# Selected passage:

Can Two Hernias Be Treated at Once?

Surgeon laparoscopically repairs multiple hernias in a patient in St. Petersburg, Florida at the Minimally Invasive Institute of Surgery

Hernias are prevalent disorders. This is especially true in men. Inguinal or groin hernias in men account for about 75% of all hernias repaired in the United States. While most men experience a hernia on one side of the groin or the other, there are circumstances in which hernias occur on both sides. This is called a bilateral inguinal hernia.

A common question we receive from patients suffering from bilateral inguinal hernias is whether both can be repaired simultaneously or if they must be performed as different surgeries. Most patients are relieved to hear that we can repair both hernias under one procedure. However, this was not always the case. The advent of minimally invasive surgery has allowed us to do so. Before minimally invasive intervention for hernias, we would have to make a single large incision over the hernia area and repair it visually using open surgery. This not only meant that we could only fix one hernia at a time, but the large incision increased the risk of a secondary incisional hernia forming.

# Complete the following:
1 > Answer these questions from the hernia passage:
(a) What share of all hernias repaired in the United States are inguinal or groin hernias in men?
(b) What is a hernia that occurs on both sides of the groin called?
(c) What risk did the large incision used in open surgery increase?
2 > Summarize the hernia passage in two sentences.
3 > Reproduce the stretch of the hernia passage from "Surgeon laparoscopically repairs" through "bilateral inguinal hernia.".

[Entries taken from a collection]

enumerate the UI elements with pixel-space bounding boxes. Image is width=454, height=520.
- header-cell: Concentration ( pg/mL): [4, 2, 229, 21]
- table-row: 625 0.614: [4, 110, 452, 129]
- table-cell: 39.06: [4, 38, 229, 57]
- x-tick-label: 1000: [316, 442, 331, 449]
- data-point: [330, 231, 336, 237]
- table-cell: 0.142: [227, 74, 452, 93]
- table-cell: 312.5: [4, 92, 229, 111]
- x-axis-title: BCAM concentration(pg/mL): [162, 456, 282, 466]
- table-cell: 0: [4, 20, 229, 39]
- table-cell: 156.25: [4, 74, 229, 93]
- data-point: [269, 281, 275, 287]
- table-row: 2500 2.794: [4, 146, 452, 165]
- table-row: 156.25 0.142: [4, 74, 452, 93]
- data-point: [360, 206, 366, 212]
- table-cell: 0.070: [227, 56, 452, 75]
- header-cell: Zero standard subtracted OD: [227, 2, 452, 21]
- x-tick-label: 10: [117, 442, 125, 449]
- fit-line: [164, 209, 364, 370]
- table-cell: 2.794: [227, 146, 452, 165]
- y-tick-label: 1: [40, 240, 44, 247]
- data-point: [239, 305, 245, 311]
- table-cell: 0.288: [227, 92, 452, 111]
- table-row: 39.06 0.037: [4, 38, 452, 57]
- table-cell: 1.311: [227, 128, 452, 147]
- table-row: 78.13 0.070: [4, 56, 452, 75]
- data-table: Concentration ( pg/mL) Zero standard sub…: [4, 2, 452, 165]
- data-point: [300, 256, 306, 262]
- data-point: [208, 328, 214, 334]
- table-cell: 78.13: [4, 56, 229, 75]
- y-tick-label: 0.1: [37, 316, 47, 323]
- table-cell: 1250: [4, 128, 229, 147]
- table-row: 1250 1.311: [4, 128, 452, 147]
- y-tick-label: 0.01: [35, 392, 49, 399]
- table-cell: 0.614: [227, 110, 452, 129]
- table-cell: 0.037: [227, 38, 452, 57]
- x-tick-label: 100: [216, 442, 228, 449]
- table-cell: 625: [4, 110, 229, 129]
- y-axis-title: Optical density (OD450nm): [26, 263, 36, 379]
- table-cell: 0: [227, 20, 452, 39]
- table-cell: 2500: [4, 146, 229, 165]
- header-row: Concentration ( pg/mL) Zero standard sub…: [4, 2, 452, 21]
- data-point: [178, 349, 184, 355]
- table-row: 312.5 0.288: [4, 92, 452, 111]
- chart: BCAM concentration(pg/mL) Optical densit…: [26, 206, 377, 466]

# Replies:
1 >
(a) About 75%.
(b) A bilateral inguinal hernia.
(c) The risk of a secondary incisional hernia forming.

2 > Hernias are common, especially inguinal hernias in men, and some men have them on both sides of the groin, a condition called a bilateral inguinal hernia. Minimally invasive surgery now allows both hernias to be repaired in one procedure, whereas open surgery fixed only one hernia at a time and its large incision raised the risk of a secondary incisional hernia.

3 >
Surgeon laparoscopically repairs multiple hernias in a patient in St. Petersburg, Florida at the Minimally Invasive Institute of Surgery

Hernias are prevalent disorders. This is especially true in men. Inguinal or groin hernias in men account for about 75% of all hernias repaired in the United States. While most men experience a hernia on one side of the groin or the other, there are circumstances in which hernias occur on both sides. This is called a bilateral inguinal hernia.